* begin Available records *
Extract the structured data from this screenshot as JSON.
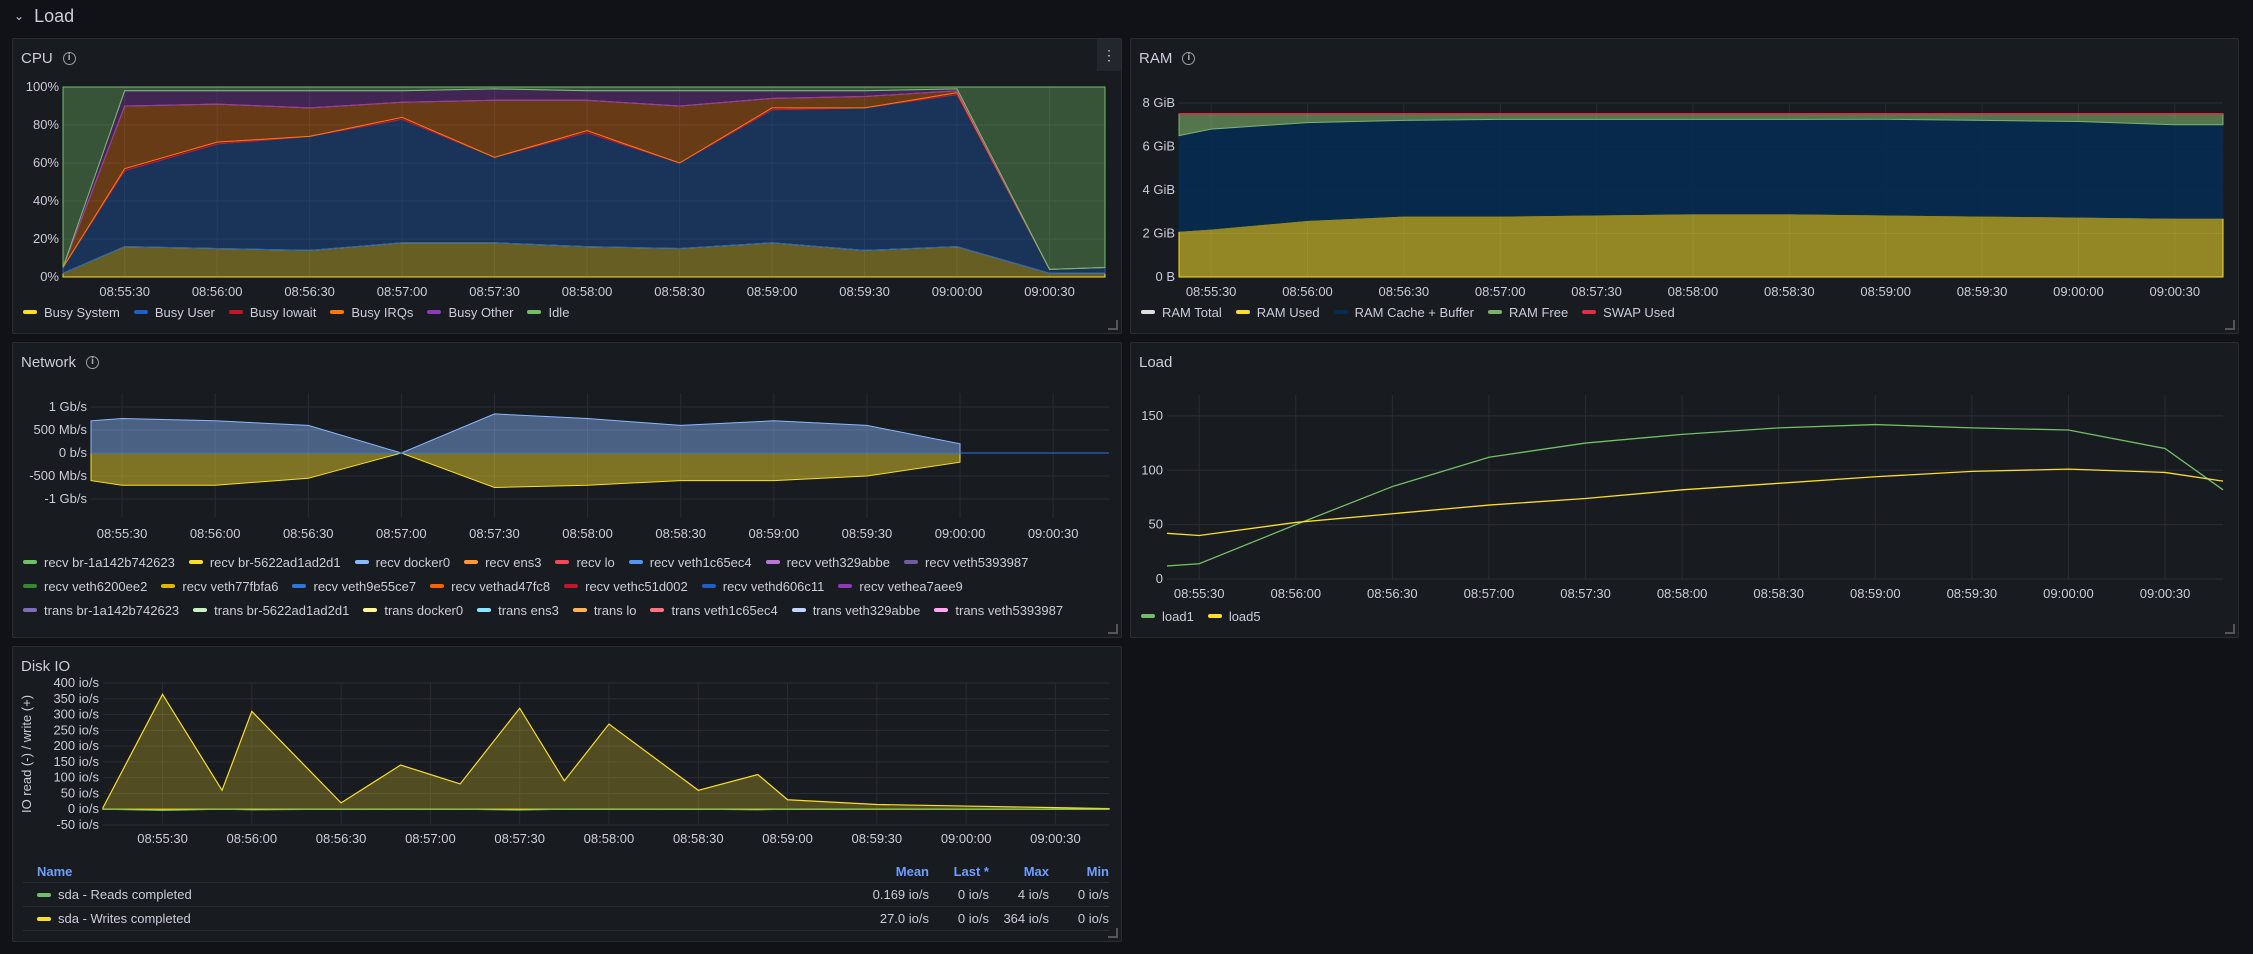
{
  "row": {
    "title": "Load"
  },
  "cpu": {
    "title": "CPU",
    "y_ticks": [
      "100%",
      "80%",
      "60%",
      "40%",
      "20%",
      "0%"
    ],
    "x_ticks": [
      "08:55:30",
      "08:56:00",
      "08:56:30",
      "08:57:00",
      "08:57:30",
      "08:58:00",
      "08:58:30",
      "08:59:00",
      "08:59:30",
      "09:00:00",
      "09:00:30"
    ],
    "legend": [
      {
        "label": "Busy System",
        "color": "#fade2a"
      },
      {
        "label": "Busy User",
        "color": "#1f60c4"
      },
      {
        "label": "Busy Iowait",
        "color": "#c4162a"
      },
      {
        "label": "Busy IRQs",
        "color": "#ff780a"
      },
      {
        "label": "Busy Other",
        "color": "#8f3bb8"
      },
      {
        "label": "Idle",
        "color": "#73bf69"
      }
    ]
  },
  "ram": {
    "title": "RAM",
    "y_ticks": [
      "8 GiB",
      "6 GiB",
      "4 GiB",
      "2 GiB",
      "0 B"
    ],
    "x_ticks": [
      "08:55:30",
      "08:56:00",
      "08:56:30",
      "08:57:00",
      "08:57:30",
      "08:58:00",
      "08:58:30",
      "08:59:00",
      "08:59:30",
      "09:00:00",
      "09:00:30"
    ],
    "legend": [
      {
        "label": "RAM Total",
        "color": "#e0e0e0"
      },
      {
        "label": "RAM Used",
        "color": "#fade2a"
      },
      {
        "label": "RAM Cache + Buffer",
        "color": "#052b51"
      },
      {
        "label": "RAM Free",
        "color": "#7eb26d"
      },
      {
        "label": "SWAP Used",
        "color": "#e02f44"
      }
    ]
  },
  "network": {
    "title": "Network",
    "y_ticks": [
      "1 Gb/s",
      "500 Mb/s",
      "0 b/s",
      "-500 Mb/s",
      "-1 Gb/s"
    ],
    "x_ticks": [
      "08:55:30",
      "08:56:00",
      "08:56:30",
      "08:57:00",
      "08:57:30",
      "08:58:00",
      "08:58:30",
      "08:59:00",
      "08:59:30",
      "09:00:00",
      "09:00:30"
    ],
    "legend": [
      {
        "label": "recv br-1a142b742623",
        "color": "#73bf69"
      },
      {
        "label": "recv br-5622ad1ad2d1",
        "color": "#fade2a"
      },
      {
        "label": "recv docker0",
        "color": "#8ab8ff"
      },
      {
        "label": "recv ens3",
        "color": "#ff9830"
      },
      {
        "label": "recv lo",
        "color": "#f2495c"
      },
      {
        "label": "recv veth1c65ec4",
        "color": "#5794f2"
      },
      {
        "label": "recv veth329abbe",
        "color": "#b877d9"
      },
      {
        "label": "recv veth5393987",
        "color": "#705da0"
      },
      {
        "label": "recv veth6200ee2",
        "color": "#37872d"
      },
      {
        "label": "recv veth77fbfa6",
        "color": "#e0b400"
      },
      {
        "label": "recv veth9e55ce7",
        "color": "#3274d9"
      },
      {
        "label": "recv vethad47fc8",
        "color": "#fa6400"
      },
      {
        "label": "recv vethc51d002",
        "color": "#c4162a"
      },
      {
        "label": "recv vethd606c11",
        "color": "#1f60c4"
      },
      {
        "label": "recv vethea7aee9",
        "color": "#8f3bb8"
      },
      {
        "label": "trans br-1a142b742623",
        "color": "#806eb7"
      },
      {
        "label": "trans br-5622ad1ad2d1",
        "color": "#c8f2c2"
      },
      {
        "label": "trans docker0",
        "color": "#fff899"
      },
      {
        "label": "trans ens3",
        "color": "#8ae6ff"
      },
      {
        "label": "trans lo",
        "color": "#ffb357"
      },
      {
        "label": "trans veth1c65ec4",
        "color": "#ff7383"
      },
      {
        "label": "trans veth329abbe",
        "color": "#c0d8ff"
      },
      {
        "label": "trans veth5393987",
        "color": "#ffa6f6"
      }
    ]
  },
  "load": {
    "title": "Load",
    "y_ticks": [
      "150",
      "100",
      "50",
      "0"
    ],
    "x_ticks": [
      "08:55:30",
      "08:56:00",
      "08:56:30",
      "08:57:00",
      "08:57:30",
      "08:58:00",
      "08:58:30",
      "08:59:00",
      "08:59:30",
      "09:00:00",
      "09:00:30"
    ],
    "legend": [
      {
        "label": "load1",
        "color": "#73bf69"
      },
      {
        "label": "load5",
        "color": "#fade2a"
      }
    ]
  },
  "disk": {
    "title": "Disk IO",
    "y_axis_label": "IO read (-) / write (+)",
    "y_ticks": [
      "400 io/s",
      "350 io/s",
      "300 io/s",
      "250 io/s",
      "200 io/s",
      "150 io/s",
      "100 io/s",
      "50 io/s",
      "0 io/s",
      "-50 io/s"
    ],
    "x_ticks": [
      "08:55:30",
      "08:56:00",
      "08:56:30",
      "08:57:00",
      "08:57:30",
      "08:58:00",
      "08:58:30",
      "08:59:00",
      "08:59:30",
      "09:00:00",
      "09:00:30"
    ],
    "table": {
      "headers": {
        "name": "Name",
        "mean": "Mean",
        "last": "Last *",
        "max": "Max",
        "min": "Min"
      },
      "rows": [
        {
          "name": "sda - Reads completed",
          "color": "#73bf69",
          "mean": "0.169 io/s",
          "last": "0 io/s",
          "max": "4 io/s",
          "min": "0 io/s"
        },
        {
          "name": "sda - Writes completed",
          "color": "#fade2a",
          "mean": "27.0 io/s",
          "last": "0 io/s",
          "max": "364 io/s",
          "min": "0 io/s"
        }
      ]
    }
  },
  "chart_data": [
    {
      "type": "area",
      "title": "CPU",
      "ylim": [
        0,
        100
      ],
      "unit": "%",
      "x": [
        "08:55:10",
        "08:55:30",
        "08:56:00",
        "08:56:30",
        "08:57:00",
        "08:57:30",
        "08:58:00",
        "08:58:30",
        "08:59:00",
        "08:59:30",
        "09:00:00",
        "09:00:30",
        "09:00:48"
      ],
      "series": [
        {
          "name": "Busy System",
          "values": [
            2,
            16,
            15,
            14,
            18,
            18,
            16,
            15,
            18,
            14,
            16,
            2,
            2
          ]
        },
        {
          "name": "Busy User",
          "values": [
            3,
            40,
            55,
            60,
            65,
            45,
            60,
            45,
            70,
            75,
            80,
            2,
            3
          ]
        },
        {
          "name": "Busy Iowait",
          "values": [
            0,
            1,
            1,
            0,
            1,
            0,
            1,
            0,
            1,
            0,
            1,
            0,
            0
          ]
        },
        {
          "name": "Busy IRQs",
          "values": [
            0,
            33,
            20,
            15,
            8,
            30,
            16,
            30,
            5,
            6,
            1,
            0,
            0
          ]
        },
        {
          "name": "Busy Other",
          "values": [
            0,
            8,
            7,
            9,
            6,
            6,
            5,
            8,
            4,
            3,
            1,
            0,
            0
          ]
        },
        {
          "name": "Idle",
          "values": [
            95,
            2,
            2,
            2,
            2,
            1,
            2,
            2,
            2,
            2,
            1,
            96,
            95
          ]
        }
      ]
    },
    {
      "type": "area",
      "title": "RAM",
      "ylim": [
        0,
        8
      ],
      "unit": "GiB",
      "x": [
        "08:55:20",
        "08:55:30",
        "08:56:00",
        "08:56:30",
        "08:57:00",
        "08:57:30",
        "08:58:00",
        "08:58:30",
        "08:59:00",
        "08:59:30",
        "09:00:00",
        "09:00:30",
        "09:00:45"
      ],
      "series": [
        {
          "name": "RAM Total",
          "values": [
            7.5,
            7.5,
            7.5,
            7.5,
            7.5,
            7.5,
            7.5,
            7.5,
            7.5,
            7.5,
            7.5,
            7.5,
            7.5
          ]
        },
        {
          "name": "RAM Used",
          "values": [
            2.1,
            2.2,
            2.6,
            2.8,
            2.8,
            2.85,
            2.9,
            2.9,
            2.85,
            2.8,
            2.75,
            2.7,
            2.7
          ]
        },
        {
          "name": "RAM Cache + Buffer",
          "values": [
            4.4,
            4.6,
            4.5,
            4.4,
            4.45,
            4.4,
            4.35,
            4.35,
            4.4,
            4.4,
            4.4,
            4.3,
            4.3
          ]
        },
        {
          "name": "RAM Free",
          "values": [
            1.0,
            0.7,
            0.4,
            0.3,
            0.25,
            0.25,
            0.25,
            0.25,
            0.25,
            0.3,
            0.35,
            0.5,
            0.5
          ]
        },
        {
          "name": "SWAP Used",
          "values": [
            0.05,
            0.05,
            0.05,
            0.05,
            0.05,
            0.05,
            0.05,
            0.05,
            0.05,
            0.05,
            0.05,
            0.05,
            0.05
          ]
        }
      ]
    },
    {
      "type": "area",
      "title": "Network",
      "ylim": [
        -1.2,
        1.2
      ],
      "unit": "Gb/s",
      "x": [
        "08:55:20",
        "08:55:30",
        "08:56:00",
        "08:56:30",
        "08:57:00",
        "08:57:30",
        "08:58:00",
        "08:58:30",
        "08:59:00",
        "08:59:30",
        "09:00:00"
      ],
      "series": [
        {
          "name": "recv docker0",
          "values": [
            0.7,
            0.75,
            0.7,
            0.6,
            0.0,
            0.85,
            0.75,
            0.6,
            0.7,
            0.6,
            0.2
          ]
        },
        {
          "name": "trans br-5622ad1ad2d1",
          "values": [
            -0.6,
            -0.7,
            -0.7,
            -0.55,
            0.0,
            -0.75,
            -0.7,
            -0.6,
            -0.6,
            -0.5,
            -0.2
          ]
        }
      ]
    },
    {
      "type": "line",
      "title": "Load",
      "ylim": [
        0,
        160
      ],
      "x": [
        "08:55:20",
        "08:55:30",
        "08:56:00",
        "08:56:30",
        "08:57:00",
        "08:57:30",
        "08:58:00",
        "08:58:30",
        "08:59:00",
        "08:59:30",
        "09:00:00",
        "09:00:30",
        "09:00:48"
      ],
      "series": [
        {
          "name": "load1",
          "values": [
            12,
            14,
            50,
            85,
            112,
            125,
            133,
            139,
            142,
            139,
            137,
            120,
            82
          ]
        },
        {
          "name": "load5",
          "values": [
            42,
            40,
            52,
            60,
            68,
            74,
            82,
            88,
            94,
            99,
            101,
            98,
            90
          ]
        }
      ]
    },
    {
      "type": "area",
      "title": "Disk IO",
      "ylim": [
        -50,
        400
      ],
      "unit": "io/s",
      "x": [
        "08:55:10",
        "08:55:30",
        "08:55:50",
        "08:56:00",
        "08:56:30",
        "08:56:50",
        "08:57:10",
        "08:57:30",
        "08:57:45",
        "08:58:00",
        "08:58:30",
        "08:58:50",
        "08:59:00",
        "08:59:30",
        "09:00:00",
        "09:00:30",
        "09:00:48"
      ],
      "series": [
        {
          "name": "sda - Writes completed",
          "values": [
            5,
            364,
            60,
            310,
            20,
            140,
            80,
            320,
            90,
            270,
            60,
            110,
            30,
            15,
            10,
            5,
            2
          ]
        },
        {
          "name": "sda - Reads completed",
          "values": [
            0,
            -4,
            0,
            -2,
            0,
            -1,
            0,
            -3,
            0,
            -1,
            0,
            -2,
            0,
            -1,
            0,
            0,
            0
          ]
        }
      ]
    }
  ]
}
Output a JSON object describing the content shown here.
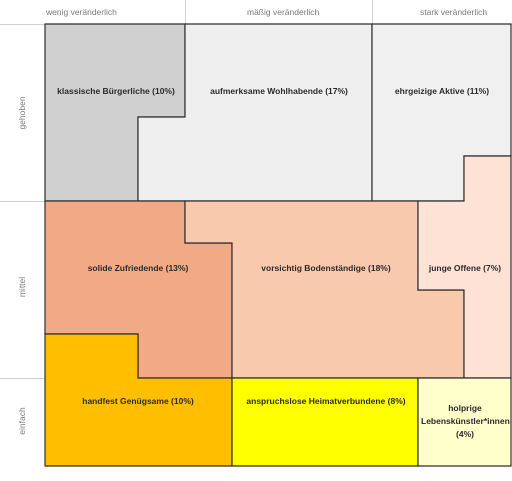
{
  "columns": [
    "wenig veränderlich",
    "mäßig veränderlich",
    "stark veränderlich"
  ],
  "rows": [
    "gehoben",
    "mittel",
    "einfach"
  ],
  "segments": [
    {
      "label": "klassische Bürgerliche (10%)",
      "color": "#d0d0d0"
    },
    {
      "label": "aufmerksame Wohlhabende (17%)",
      "color": "#efefef"
    },
    {
      "label": "ehrgeizige Aktive (11%)",
      "color": "#f0f0f0"
    },
    {
      "label": "solide Zufriedende (13%)",
      "color": "#f2a986"
    },
    {
      "label": "vorsichtig Bodenständige (18%)",
      "color": "#f8c9ad"
    },
    {
      "label": "junge Offene (7%)",
      "color": "#fde2d5"
    },
    {
      "label": "handfest Genügsame (10%)",
      "color": "#ffbf00"
    },
    {
      "label": "anspruchslose Heimatverbundene (8%)",
      "color": "#ffff00"
    },
    {
      "label": "holprige Lebenskünstler*innen (4%)",
      "color": "#ffffcc"
    }
  ]
}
* end Available records *
Where a line in the material contains "trans", copy that line.

(Written solution)
        "label": "trans br-1a142b742623",
        "label": "trans br-5622ad1ad2d1",
        "label": "trans docker0",
        "label": "trans ens3",
        "label": "trans lo",
        "label": "trans veth1c65ec4",
        "label": "trans veth329abbe",
        "label": "trans veth5393987",
          "name": "trans br-5622ad1ad2d1",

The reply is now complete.